Task
Return the entries below in their exact form, leaving the pictures out.

*-*-*

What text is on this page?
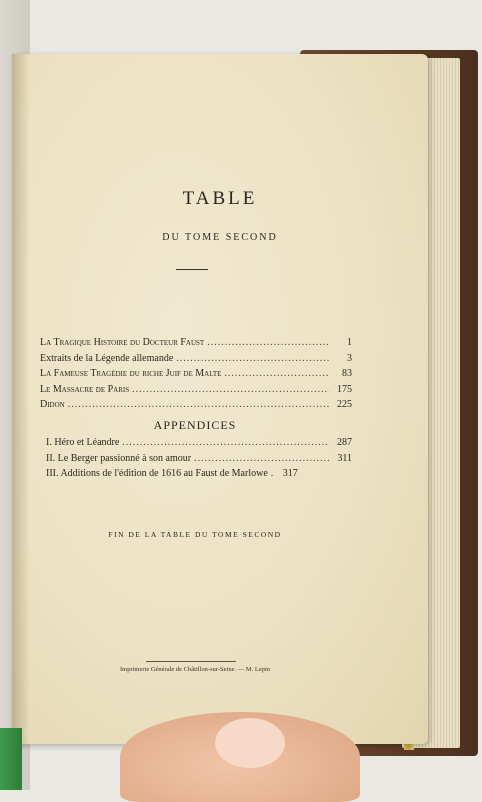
TABLE
DU TOME SECOND
La Tragique Histoire du Docteur Faust .....	1
Extraits de la Légende allemande .....	3
La Fameuse Tragédie du riche Juif de Malte .....	83
Le Massacre de Paris .....	175
Didon .....	225
APPENDICES
I. Héro et Léandre .....	287
II. Le Berger passionné à son amour .....	311
III. Additions de l'édition de 1616 au Faust de Marlowe .....	317
FIN DE LA TABLE DU TOME SECOND
Imprimerie Générale de Châtillon-sur-Seine. — M. Lepin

*-*-*

Finished exercise
What text is on this page?
TABLE
DU TOME SECOND
La Tragique Histoire du Docteur Faust .....	1
Extraits de la Légende allemande .....	3
La Fameuse Tragédie du riche Juif de Malte .....	83
Le Massacre de Paris .....	175
Didon .....	225
APPENDICES
I. Héro et Léandre .....	287
II. Le Berger passionné à son amour .....	311
III. Additions de l'édition de 1616 au Faust de Marlowe .....	317
FIN DE LA TABLE DU TOME SECOND
Imprimerie Générale de Châtillon-sur-Seine. — M. Lepin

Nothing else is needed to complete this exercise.